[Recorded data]
● ● ●
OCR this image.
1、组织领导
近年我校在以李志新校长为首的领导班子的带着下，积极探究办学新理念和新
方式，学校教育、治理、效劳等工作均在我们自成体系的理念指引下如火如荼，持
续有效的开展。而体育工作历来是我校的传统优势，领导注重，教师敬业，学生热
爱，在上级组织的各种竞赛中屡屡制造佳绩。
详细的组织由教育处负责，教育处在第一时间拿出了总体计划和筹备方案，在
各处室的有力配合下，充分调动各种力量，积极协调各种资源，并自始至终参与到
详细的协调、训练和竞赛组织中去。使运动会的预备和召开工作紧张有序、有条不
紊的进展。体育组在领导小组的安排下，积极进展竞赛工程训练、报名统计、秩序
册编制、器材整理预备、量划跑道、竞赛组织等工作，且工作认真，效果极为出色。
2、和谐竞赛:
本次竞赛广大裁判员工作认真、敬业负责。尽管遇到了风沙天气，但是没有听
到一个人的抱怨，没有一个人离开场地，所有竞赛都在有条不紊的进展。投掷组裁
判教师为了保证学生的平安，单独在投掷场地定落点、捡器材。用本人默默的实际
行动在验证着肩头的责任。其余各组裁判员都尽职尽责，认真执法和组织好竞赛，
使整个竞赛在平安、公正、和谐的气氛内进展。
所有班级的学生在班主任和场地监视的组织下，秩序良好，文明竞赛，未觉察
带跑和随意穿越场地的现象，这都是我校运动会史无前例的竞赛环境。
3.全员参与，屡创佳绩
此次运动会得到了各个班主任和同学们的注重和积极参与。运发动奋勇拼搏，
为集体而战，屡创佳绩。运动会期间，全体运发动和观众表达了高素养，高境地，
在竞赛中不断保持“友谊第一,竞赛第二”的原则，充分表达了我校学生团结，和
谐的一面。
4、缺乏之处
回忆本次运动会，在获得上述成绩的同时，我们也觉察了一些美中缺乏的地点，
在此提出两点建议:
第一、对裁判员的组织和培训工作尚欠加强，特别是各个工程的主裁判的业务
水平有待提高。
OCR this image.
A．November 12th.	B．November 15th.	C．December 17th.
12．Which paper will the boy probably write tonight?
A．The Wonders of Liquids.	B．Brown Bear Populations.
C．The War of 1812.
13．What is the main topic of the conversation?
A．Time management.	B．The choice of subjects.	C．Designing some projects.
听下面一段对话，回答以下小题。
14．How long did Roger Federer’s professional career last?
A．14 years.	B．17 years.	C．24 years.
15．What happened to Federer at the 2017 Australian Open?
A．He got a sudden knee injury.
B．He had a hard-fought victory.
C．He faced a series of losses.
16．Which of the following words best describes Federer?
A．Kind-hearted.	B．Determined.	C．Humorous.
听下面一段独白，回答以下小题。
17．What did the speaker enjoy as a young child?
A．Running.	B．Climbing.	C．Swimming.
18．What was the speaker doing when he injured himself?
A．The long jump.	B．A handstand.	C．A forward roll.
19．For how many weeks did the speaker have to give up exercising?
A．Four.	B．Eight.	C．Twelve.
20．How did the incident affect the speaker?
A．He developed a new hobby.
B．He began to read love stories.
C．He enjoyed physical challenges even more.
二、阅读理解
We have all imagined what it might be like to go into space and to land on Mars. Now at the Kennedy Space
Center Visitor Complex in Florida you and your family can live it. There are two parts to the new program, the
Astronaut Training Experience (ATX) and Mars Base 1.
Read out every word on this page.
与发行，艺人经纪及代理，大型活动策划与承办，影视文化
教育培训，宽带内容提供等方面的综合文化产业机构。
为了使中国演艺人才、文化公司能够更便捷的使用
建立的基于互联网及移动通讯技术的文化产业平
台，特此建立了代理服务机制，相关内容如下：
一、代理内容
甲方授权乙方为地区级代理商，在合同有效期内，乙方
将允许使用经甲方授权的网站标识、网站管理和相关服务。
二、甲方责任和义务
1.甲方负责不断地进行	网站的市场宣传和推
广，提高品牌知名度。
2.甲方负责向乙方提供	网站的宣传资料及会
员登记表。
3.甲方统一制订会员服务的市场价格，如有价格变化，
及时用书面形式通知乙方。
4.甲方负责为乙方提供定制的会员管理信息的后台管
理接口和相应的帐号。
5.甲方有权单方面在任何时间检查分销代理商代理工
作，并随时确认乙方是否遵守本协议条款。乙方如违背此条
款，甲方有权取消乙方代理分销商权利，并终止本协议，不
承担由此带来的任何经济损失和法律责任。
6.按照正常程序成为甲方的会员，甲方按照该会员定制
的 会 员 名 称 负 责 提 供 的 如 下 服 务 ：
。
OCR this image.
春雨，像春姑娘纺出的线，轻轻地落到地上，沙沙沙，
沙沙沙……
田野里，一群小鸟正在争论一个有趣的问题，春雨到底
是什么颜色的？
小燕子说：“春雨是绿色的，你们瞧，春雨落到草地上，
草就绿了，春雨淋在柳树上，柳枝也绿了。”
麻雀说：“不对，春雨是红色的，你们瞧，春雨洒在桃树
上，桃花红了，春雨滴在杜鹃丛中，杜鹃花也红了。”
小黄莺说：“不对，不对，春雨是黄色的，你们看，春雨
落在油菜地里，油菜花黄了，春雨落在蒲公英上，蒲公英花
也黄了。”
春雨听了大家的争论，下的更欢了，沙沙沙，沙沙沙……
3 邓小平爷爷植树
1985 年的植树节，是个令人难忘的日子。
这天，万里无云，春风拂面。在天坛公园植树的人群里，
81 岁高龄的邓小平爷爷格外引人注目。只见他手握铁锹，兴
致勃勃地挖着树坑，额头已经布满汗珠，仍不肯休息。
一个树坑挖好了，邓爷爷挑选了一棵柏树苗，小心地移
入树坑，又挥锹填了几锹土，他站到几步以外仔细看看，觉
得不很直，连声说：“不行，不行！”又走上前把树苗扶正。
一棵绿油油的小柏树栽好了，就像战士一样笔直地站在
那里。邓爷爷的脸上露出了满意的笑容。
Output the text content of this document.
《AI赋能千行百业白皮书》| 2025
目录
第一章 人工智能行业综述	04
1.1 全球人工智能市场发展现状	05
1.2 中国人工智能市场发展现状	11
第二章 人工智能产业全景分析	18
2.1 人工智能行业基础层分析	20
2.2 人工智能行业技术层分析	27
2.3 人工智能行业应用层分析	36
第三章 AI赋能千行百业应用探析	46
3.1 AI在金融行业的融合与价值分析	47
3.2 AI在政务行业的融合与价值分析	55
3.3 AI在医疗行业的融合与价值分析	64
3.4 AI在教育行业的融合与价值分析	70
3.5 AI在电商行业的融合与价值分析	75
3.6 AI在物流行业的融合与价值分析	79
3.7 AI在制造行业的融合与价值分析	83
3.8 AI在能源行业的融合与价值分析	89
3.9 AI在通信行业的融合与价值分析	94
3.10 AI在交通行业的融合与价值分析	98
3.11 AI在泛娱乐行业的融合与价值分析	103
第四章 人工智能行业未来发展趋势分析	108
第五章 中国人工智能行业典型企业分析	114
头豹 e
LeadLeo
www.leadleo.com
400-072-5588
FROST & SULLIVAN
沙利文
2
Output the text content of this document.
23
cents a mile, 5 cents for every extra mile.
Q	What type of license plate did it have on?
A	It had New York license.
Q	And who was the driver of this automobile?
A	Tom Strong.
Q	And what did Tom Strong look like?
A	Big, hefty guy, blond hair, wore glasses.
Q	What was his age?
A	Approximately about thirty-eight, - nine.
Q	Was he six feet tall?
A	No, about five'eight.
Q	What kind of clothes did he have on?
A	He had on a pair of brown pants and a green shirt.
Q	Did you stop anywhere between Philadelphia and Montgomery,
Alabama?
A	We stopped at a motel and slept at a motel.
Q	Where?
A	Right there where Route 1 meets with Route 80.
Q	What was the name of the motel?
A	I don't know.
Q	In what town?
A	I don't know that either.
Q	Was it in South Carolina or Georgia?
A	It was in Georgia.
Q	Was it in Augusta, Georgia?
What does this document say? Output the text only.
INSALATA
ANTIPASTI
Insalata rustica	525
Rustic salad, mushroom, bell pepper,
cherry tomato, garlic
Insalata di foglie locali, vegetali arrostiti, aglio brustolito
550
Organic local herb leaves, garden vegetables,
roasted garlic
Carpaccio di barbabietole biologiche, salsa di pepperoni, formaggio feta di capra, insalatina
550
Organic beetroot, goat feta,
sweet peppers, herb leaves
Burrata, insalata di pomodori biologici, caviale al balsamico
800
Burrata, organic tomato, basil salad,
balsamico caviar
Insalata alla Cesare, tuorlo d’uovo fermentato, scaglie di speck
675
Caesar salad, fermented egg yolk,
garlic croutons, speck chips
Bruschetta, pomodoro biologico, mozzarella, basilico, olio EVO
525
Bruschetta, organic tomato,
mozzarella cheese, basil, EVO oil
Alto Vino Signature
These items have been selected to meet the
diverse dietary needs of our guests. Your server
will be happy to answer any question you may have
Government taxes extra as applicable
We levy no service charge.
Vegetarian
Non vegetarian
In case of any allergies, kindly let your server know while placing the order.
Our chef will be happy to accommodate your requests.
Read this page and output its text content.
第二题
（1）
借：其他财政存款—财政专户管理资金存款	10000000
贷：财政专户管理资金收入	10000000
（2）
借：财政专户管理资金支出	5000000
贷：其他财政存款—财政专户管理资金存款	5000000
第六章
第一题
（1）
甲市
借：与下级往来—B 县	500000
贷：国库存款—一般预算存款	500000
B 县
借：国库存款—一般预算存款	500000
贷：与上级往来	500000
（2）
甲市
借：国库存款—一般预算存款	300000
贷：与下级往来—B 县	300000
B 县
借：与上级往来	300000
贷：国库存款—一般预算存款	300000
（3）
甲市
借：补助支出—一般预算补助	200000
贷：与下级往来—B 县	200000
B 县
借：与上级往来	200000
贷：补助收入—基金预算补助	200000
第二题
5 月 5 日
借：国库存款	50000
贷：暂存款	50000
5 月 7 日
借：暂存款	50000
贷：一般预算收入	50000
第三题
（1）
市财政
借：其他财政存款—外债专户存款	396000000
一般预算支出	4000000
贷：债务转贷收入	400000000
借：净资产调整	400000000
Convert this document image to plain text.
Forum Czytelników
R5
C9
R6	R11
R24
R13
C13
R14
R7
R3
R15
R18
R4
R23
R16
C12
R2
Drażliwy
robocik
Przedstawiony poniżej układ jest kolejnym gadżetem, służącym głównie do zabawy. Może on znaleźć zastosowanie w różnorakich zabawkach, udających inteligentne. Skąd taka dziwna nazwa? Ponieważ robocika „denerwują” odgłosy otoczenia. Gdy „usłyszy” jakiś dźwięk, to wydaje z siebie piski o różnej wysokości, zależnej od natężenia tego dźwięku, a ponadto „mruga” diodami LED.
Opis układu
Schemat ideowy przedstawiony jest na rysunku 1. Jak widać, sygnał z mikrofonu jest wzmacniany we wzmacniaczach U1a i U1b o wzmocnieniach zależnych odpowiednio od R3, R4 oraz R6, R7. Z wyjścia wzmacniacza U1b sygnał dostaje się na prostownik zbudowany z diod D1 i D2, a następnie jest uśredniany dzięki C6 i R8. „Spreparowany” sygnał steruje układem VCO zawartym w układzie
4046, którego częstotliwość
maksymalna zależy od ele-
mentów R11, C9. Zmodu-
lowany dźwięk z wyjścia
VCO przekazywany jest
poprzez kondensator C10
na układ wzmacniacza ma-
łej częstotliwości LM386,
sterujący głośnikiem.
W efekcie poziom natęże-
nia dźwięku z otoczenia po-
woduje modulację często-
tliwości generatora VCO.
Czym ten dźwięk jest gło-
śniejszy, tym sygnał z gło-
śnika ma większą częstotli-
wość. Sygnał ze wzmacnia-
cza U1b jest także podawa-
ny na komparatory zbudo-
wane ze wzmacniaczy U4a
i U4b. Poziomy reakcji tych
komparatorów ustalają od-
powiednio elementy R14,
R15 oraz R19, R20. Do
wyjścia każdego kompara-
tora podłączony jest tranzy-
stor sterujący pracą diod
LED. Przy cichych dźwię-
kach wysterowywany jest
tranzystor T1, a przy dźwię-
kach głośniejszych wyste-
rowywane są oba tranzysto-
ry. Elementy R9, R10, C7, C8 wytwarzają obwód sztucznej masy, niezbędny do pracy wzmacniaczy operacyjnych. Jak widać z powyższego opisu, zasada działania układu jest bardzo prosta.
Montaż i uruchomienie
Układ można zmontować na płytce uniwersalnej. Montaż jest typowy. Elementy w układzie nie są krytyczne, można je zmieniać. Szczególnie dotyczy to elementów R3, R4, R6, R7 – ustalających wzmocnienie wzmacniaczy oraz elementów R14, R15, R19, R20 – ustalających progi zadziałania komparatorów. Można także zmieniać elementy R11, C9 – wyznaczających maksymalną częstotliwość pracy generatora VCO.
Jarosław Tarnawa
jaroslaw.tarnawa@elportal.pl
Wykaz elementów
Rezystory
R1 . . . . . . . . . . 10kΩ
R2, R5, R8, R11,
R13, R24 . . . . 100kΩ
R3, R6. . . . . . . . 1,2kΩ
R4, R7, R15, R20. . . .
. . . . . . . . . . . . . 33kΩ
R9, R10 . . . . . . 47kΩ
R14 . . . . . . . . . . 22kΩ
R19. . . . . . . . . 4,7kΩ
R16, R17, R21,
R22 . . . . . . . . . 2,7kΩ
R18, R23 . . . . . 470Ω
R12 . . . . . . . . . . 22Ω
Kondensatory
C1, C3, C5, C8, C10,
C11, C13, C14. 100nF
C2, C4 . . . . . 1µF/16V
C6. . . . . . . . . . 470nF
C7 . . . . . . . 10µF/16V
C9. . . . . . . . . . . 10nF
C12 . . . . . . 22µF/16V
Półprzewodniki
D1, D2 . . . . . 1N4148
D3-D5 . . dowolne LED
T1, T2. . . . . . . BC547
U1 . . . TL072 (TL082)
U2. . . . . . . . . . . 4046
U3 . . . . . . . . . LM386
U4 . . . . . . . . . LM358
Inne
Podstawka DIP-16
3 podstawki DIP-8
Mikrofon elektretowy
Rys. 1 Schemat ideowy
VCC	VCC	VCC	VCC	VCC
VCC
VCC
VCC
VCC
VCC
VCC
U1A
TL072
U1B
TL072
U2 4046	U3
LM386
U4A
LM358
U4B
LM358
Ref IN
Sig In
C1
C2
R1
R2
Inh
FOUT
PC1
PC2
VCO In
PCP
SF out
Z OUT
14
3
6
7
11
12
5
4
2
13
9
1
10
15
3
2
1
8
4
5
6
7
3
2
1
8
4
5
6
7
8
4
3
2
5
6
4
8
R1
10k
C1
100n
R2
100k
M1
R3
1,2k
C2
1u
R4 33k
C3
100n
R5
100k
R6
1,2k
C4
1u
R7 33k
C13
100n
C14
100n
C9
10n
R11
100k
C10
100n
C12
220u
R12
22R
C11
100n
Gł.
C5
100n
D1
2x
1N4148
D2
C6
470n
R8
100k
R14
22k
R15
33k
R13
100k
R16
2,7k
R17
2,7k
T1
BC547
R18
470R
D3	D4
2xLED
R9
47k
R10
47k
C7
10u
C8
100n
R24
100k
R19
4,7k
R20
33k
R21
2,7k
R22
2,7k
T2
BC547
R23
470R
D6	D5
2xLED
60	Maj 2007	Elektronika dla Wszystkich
● ● ●
■ EXERCISE GOAL
Find each line that has the word "motel", then copy it out.

■ WORKED ANSWER
A	We stopped at a motel and slept at a motel.
Q	What was the name of the motel?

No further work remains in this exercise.